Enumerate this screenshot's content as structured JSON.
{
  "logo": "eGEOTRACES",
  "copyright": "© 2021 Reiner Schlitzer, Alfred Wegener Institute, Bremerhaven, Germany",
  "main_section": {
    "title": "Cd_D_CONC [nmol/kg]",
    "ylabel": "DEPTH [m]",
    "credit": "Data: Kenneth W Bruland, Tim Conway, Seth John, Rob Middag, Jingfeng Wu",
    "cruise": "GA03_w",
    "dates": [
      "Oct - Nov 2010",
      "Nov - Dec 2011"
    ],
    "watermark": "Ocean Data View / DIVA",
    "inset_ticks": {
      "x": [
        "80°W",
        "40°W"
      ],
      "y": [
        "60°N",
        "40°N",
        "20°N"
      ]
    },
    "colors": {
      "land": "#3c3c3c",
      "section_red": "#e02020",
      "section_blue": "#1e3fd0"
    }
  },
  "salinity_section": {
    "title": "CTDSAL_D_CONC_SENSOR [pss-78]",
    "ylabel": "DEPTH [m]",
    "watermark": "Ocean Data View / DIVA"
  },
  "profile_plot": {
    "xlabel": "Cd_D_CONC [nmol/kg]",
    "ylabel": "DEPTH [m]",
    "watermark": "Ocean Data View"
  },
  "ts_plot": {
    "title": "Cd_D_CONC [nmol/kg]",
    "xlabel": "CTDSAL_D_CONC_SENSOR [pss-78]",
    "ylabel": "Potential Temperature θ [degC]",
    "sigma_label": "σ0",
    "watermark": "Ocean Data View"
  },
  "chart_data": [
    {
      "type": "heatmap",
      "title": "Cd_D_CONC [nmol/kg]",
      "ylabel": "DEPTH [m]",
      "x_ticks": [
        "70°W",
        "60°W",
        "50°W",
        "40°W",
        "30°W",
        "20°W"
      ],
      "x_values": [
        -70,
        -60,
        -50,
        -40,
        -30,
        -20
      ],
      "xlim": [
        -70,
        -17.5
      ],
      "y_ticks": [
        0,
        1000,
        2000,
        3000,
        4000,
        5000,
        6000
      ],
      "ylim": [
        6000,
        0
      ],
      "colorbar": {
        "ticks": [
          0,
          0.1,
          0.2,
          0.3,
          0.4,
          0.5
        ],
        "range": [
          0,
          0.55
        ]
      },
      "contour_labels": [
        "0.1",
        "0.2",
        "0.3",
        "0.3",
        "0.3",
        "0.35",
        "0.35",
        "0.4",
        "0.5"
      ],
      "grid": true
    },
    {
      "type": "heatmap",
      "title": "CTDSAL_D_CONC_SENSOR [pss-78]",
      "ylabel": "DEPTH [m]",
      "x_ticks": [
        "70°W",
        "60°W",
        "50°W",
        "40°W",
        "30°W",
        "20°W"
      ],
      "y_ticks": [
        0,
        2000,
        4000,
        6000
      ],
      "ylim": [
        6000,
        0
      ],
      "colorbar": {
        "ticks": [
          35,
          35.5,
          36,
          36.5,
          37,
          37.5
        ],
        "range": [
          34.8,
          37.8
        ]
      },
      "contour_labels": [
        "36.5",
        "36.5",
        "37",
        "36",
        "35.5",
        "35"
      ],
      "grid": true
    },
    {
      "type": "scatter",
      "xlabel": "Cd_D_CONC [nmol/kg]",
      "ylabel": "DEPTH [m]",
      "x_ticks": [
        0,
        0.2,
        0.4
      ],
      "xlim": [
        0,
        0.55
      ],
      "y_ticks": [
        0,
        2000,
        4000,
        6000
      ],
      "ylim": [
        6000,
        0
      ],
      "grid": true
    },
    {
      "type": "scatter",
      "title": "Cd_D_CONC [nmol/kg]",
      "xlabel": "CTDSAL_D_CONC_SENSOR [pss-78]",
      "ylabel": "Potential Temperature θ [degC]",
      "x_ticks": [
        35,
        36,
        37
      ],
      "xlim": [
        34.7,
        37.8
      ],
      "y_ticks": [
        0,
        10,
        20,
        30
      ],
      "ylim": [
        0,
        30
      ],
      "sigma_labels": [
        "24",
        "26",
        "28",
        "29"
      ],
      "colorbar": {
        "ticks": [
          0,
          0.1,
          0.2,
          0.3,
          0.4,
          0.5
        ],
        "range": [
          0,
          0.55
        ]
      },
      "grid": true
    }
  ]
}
---
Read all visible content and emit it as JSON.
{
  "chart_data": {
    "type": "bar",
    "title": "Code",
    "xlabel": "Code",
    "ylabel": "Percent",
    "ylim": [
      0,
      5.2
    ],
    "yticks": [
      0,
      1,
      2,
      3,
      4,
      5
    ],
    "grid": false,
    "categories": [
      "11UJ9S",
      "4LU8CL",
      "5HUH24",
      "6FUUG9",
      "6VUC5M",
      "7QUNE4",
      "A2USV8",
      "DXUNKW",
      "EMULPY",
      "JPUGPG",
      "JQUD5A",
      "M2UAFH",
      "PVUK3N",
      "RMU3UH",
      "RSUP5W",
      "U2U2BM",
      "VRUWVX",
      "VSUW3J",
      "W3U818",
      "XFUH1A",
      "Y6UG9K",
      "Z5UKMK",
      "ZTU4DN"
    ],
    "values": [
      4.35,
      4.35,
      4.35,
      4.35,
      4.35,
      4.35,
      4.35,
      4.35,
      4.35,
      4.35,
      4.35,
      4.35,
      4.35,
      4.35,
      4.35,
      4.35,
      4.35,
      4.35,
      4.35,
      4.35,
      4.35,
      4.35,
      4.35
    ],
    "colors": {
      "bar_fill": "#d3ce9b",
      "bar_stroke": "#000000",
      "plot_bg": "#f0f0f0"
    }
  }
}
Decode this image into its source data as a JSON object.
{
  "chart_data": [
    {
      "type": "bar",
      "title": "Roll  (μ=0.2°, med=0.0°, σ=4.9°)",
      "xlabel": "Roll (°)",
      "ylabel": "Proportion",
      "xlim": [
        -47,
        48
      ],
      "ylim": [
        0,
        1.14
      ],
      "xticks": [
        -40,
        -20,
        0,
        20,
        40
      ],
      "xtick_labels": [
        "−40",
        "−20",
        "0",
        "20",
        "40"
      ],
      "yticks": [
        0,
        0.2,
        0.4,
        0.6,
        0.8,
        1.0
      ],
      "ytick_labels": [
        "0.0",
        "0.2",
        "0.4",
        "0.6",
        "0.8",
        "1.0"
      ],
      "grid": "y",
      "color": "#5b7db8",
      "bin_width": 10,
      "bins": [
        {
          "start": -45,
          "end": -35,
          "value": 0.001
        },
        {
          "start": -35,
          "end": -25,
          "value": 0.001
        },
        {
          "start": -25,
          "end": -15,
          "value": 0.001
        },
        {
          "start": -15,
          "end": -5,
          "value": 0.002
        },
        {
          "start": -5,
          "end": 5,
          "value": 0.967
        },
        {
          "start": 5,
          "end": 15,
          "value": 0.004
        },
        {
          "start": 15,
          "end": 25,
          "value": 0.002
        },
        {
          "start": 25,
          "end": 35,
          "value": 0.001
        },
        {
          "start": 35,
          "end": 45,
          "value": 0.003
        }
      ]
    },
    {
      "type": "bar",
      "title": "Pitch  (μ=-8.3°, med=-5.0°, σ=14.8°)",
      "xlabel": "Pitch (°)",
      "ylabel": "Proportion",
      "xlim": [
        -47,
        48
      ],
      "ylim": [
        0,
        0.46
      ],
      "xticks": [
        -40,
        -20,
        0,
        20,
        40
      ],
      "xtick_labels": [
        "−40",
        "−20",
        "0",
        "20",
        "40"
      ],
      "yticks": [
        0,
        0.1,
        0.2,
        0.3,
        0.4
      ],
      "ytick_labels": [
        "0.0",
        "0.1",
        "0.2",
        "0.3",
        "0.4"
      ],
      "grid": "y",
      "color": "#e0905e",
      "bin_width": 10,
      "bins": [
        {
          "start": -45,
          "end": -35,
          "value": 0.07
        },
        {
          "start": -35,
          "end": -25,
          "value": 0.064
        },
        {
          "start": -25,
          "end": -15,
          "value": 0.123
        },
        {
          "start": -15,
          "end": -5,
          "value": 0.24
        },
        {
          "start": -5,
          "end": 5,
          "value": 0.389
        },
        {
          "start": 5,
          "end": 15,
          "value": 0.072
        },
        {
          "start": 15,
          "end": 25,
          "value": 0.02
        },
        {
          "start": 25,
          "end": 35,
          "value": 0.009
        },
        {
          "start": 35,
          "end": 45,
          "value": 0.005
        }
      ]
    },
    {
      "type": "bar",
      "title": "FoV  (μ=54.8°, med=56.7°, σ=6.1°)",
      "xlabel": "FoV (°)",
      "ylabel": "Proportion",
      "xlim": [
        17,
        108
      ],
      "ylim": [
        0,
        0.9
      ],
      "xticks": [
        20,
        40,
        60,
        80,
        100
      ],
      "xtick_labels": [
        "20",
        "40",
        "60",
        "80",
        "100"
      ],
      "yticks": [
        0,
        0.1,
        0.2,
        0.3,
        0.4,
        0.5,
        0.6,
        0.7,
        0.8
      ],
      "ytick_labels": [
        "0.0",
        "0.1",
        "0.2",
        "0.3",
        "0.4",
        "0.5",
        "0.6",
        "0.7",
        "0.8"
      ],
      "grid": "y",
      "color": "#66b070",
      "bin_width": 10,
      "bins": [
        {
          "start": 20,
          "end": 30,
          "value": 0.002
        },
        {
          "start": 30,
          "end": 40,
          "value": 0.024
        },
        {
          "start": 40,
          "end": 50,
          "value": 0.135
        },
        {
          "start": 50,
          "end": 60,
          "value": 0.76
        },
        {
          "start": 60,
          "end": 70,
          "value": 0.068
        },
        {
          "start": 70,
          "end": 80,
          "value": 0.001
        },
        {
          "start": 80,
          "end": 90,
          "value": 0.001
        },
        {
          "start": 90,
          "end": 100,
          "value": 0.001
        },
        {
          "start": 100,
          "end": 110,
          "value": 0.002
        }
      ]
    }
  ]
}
==
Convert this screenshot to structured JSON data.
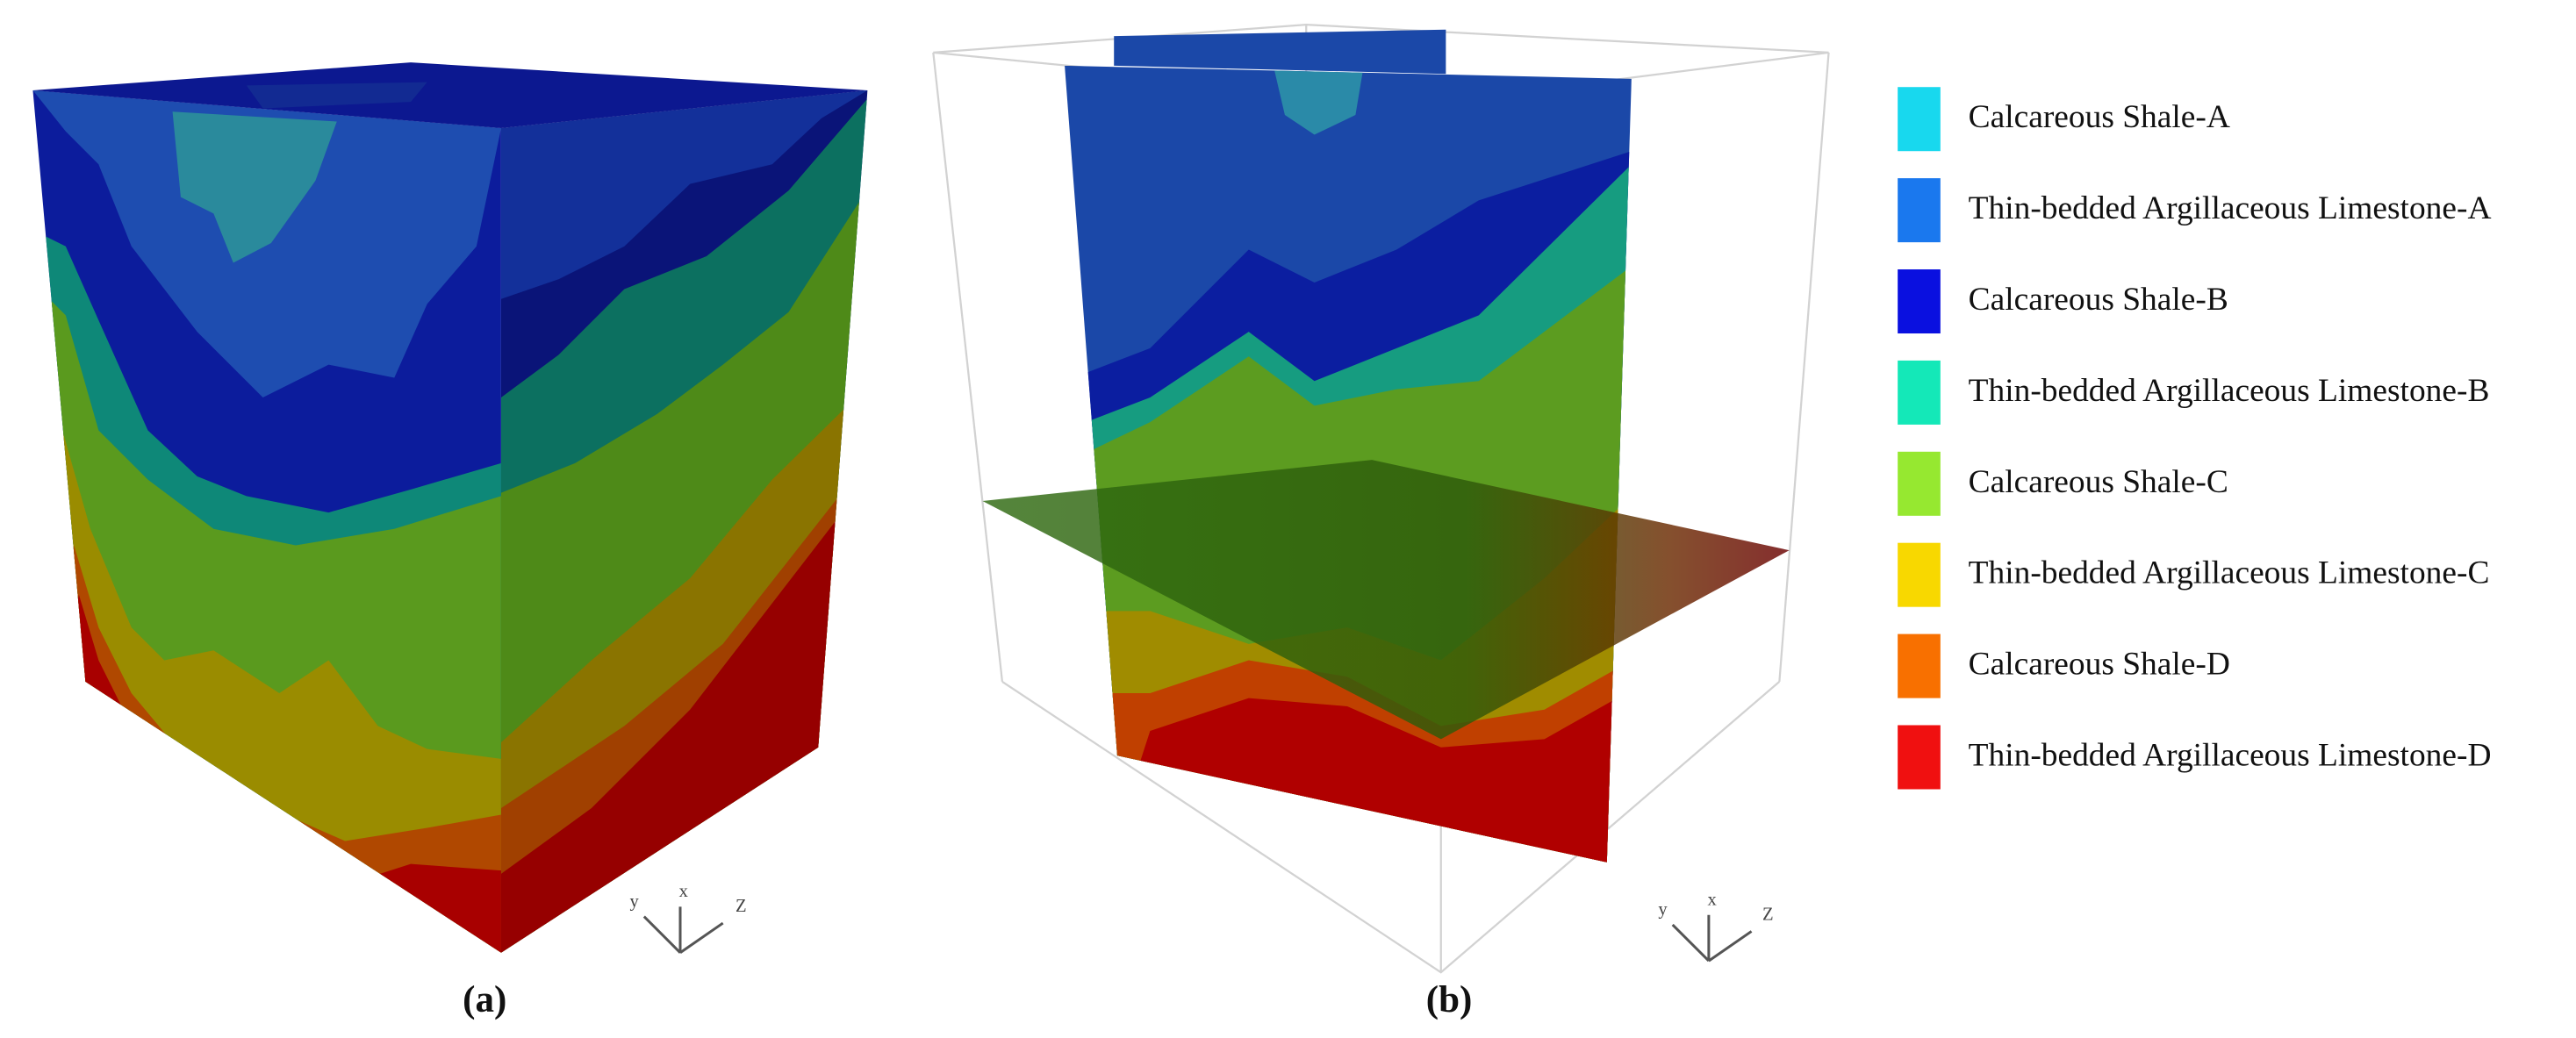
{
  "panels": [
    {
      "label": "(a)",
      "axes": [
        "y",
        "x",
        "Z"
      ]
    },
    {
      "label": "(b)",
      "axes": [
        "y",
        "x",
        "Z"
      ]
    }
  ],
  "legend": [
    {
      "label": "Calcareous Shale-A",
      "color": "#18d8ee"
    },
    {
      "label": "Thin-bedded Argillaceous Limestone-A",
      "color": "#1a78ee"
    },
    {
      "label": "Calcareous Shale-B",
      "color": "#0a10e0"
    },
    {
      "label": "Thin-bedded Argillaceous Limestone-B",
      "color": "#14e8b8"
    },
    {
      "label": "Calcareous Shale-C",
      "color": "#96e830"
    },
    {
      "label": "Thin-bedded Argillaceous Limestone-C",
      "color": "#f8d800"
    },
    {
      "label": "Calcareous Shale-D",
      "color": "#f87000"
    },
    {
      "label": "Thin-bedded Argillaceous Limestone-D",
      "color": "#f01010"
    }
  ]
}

What you are asked to do ▸ Identify which lines contain the word "degC" and copy each one.

Right answer ▸
    "ylabel": "Potential Temperature θ [degC]",
      "ylabel": "Potential Temperature θ [degC]",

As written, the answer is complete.